**GIVEN INSTRUCTION:** Where the string "JSON" occurs in the material below, report the whole line.
BEGIN RECORDED DATA
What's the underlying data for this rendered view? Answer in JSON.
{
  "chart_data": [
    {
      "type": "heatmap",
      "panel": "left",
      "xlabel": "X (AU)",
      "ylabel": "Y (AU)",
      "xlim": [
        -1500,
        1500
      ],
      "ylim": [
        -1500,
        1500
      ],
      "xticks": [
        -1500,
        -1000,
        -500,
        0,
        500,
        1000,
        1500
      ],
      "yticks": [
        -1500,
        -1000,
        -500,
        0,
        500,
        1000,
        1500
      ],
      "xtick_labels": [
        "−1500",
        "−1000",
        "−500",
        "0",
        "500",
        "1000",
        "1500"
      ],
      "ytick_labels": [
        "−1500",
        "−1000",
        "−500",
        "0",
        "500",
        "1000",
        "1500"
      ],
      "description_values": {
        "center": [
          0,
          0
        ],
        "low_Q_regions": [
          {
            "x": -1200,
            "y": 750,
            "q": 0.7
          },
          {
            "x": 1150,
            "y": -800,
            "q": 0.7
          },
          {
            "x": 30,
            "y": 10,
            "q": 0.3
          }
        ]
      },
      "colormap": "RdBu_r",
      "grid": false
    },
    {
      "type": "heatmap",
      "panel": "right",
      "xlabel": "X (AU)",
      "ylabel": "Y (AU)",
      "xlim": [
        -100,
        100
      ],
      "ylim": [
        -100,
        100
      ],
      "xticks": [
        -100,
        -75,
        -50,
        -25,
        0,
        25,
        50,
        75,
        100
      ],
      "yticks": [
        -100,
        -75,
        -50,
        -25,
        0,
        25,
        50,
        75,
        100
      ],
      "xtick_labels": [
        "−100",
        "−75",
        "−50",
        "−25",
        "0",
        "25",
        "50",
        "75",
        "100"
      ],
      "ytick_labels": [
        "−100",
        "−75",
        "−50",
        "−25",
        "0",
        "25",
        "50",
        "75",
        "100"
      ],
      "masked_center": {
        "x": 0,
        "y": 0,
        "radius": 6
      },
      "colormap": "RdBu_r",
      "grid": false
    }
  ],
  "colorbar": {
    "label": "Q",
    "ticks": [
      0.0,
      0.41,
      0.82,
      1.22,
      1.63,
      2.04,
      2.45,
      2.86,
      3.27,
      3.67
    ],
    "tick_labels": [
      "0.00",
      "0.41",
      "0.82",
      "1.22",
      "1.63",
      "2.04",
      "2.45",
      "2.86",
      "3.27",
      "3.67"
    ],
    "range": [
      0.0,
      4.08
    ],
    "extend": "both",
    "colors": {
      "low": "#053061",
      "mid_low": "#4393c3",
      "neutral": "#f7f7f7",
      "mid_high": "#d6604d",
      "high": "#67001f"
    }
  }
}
END RECORDED DATA
BEGIN RECORDED DATA
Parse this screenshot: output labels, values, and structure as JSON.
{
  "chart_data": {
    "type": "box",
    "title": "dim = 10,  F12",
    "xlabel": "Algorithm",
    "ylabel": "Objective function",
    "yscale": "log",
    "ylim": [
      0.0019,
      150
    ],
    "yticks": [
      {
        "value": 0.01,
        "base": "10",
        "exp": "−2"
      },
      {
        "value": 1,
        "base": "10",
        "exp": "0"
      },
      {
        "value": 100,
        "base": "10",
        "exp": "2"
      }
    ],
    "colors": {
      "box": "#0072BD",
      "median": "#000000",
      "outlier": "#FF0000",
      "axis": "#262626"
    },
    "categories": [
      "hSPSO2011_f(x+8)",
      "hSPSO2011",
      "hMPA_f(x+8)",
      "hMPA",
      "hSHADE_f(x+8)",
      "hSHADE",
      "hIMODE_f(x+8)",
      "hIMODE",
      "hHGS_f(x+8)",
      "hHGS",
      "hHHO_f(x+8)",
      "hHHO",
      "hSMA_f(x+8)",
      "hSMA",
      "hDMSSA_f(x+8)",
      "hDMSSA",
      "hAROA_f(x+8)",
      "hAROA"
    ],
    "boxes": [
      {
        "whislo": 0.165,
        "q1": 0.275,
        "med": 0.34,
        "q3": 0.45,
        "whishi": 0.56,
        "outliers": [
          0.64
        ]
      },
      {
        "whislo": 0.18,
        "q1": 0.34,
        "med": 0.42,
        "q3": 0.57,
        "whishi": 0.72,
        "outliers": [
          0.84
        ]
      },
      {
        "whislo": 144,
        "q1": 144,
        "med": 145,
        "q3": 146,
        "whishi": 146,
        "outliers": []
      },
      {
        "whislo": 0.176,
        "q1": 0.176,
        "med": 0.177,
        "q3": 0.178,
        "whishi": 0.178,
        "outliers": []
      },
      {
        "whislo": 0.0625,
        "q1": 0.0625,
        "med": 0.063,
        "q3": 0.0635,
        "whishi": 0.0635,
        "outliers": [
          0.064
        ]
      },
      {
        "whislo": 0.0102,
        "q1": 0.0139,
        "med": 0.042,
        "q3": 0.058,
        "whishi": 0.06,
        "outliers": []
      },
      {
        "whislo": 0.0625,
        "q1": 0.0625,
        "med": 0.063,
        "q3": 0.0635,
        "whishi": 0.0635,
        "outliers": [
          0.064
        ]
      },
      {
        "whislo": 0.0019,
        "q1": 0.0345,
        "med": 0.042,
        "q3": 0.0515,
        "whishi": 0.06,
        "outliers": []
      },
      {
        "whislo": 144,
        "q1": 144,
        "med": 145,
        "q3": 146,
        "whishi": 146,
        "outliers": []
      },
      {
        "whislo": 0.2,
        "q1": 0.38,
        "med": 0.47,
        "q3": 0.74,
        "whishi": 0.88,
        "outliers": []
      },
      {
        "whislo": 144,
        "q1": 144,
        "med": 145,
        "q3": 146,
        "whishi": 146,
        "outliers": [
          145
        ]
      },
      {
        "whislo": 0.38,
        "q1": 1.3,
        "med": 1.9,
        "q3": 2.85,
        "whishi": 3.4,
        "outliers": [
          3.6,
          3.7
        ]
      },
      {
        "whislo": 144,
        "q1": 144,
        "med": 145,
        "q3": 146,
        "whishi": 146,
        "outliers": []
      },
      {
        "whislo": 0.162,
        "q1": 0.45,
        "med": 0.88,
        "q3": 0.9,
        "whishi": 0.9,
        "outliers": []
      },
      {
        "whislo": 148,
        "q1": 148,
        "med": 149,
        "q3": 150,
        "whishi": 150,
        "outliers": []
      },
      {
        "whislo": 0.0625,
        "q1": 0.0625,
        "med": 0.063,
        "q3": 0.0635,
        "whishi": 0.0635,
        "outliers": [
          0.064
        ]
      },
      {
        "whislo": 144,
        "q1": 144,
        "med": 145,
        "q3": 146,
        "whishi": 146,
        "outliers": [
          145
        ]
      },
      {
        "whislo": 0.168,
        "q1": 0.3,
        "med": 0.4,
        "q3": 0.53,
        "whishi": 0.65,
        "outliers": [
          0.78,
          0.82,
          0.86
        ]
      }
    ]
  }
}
END RECORDED DATA
**PROBLEM SOLUTION:**
What's the underlying data for this rendered view? Answer in JSON.
Parse this screenshot: output labels, values, and structure as JSON.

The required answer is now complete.